▸ **STATED PROBLEM**
Give the number of lines that contain the string "Empresa", please, and nothing else.

****************

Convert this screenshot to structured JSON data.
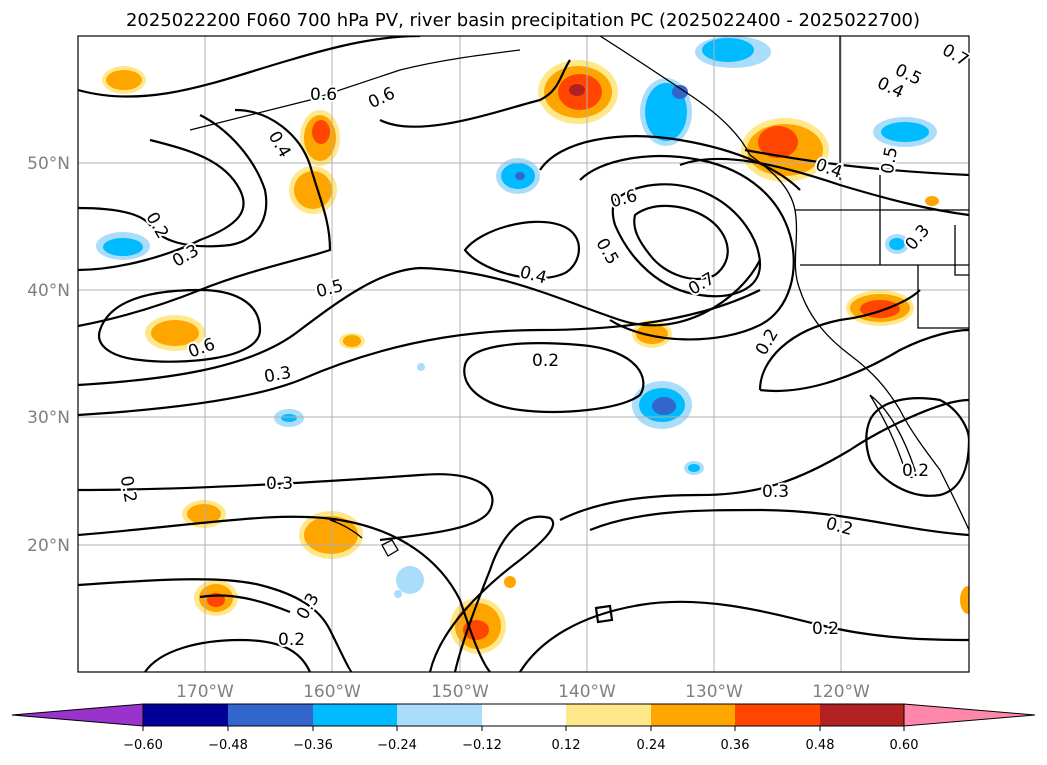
{
  "title": "2025022200 F060 700 hPa PV, river basin precipitation PC (2025022400 - 2025022700)",
  "lon_labels": [
    "170°W",
    "160°W",
    "150°W",
    "140°W",
    "130°W",
    "120°W"
  ],
  "lat_labels": [
    "50°N",
    "40°N",
    "30°N",
    "20°N"
  ],
  "contour_labels": [
    "0.6",
    "0.6",
    "0.4",
    "0.7",
    "0.5",
    "0.4",
    "0.5",
    "0.3",
    "0.4",
    "0.2",
    "0.3",
    "0.5",
    "0.4",
    "0.6",
    "0.5",
    "0.7",
    "0.6",
    "0.2",
    "0.3",
    "0.2",
    "0.2",
    "0.3",
    "0.2",
    "0.2",
    "0.3",
    "0.3",
    "0.2",
    "0.2"
  ],
  "colorbar": {
    "colors": [
      "#9933cc",
      "#000099",
      "#3366cc",
      "#00bbff",
      "#aaddfa",
      "#ffffff",
      "#ffe88a",
      "#ffa500",
      "#ff4500",
      "#b22222",
      "#ff88aa"
    ],
    "tick_labels": [
      "−0.60",
      "−0.48",
      "−0.36",
      "−0.24",
      "−0.12",
      "0.12",
      "0.24",
      "0.36",
      "0.48",
      "0.60"
    ]
  },
  "colors": {
    "coast": "#000000",
    "grid": "#b0b0b0",
    "label_gray": "#808080"
  }
}
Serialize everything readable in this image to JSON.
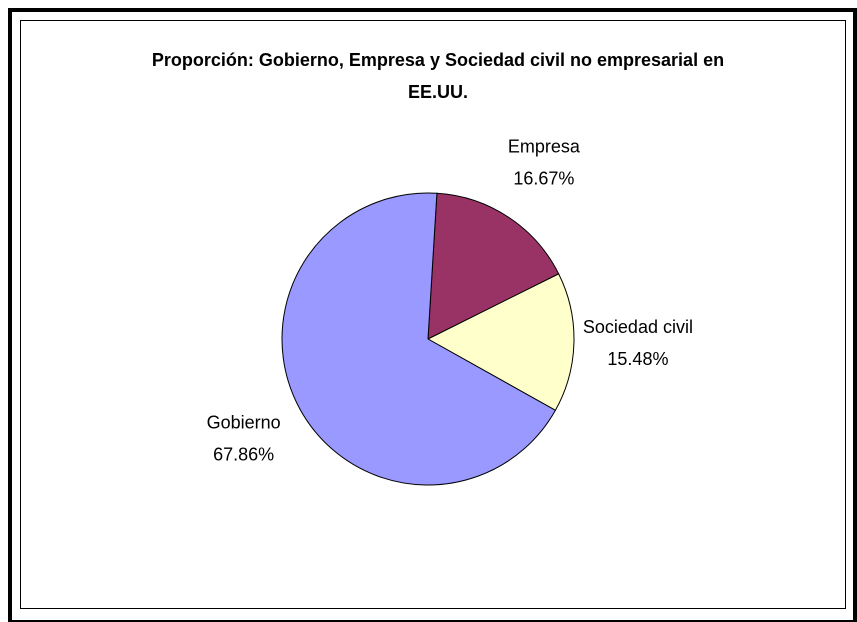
{
  "chart_data": {
    "type": "pie",
    "title": "Proporción: Gobierno, Empresa y Sociedad civil no empresarial en EE.UU.",
    "categories": [
      "Empresa",
      "Sociedad civil",
      "Gobierno"
    ],
    "values": [
      16.67,
      15.48,
      67.86
    ],
    "value_labels": [
      "16.67%",
      "15.48%",
      "67.86%"
    ],
    "colors": [
      "#993366",
      "#ffffcc",
      "#9999ff"
    ]
  }
}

****************

▸ **IN RESPONSE**
2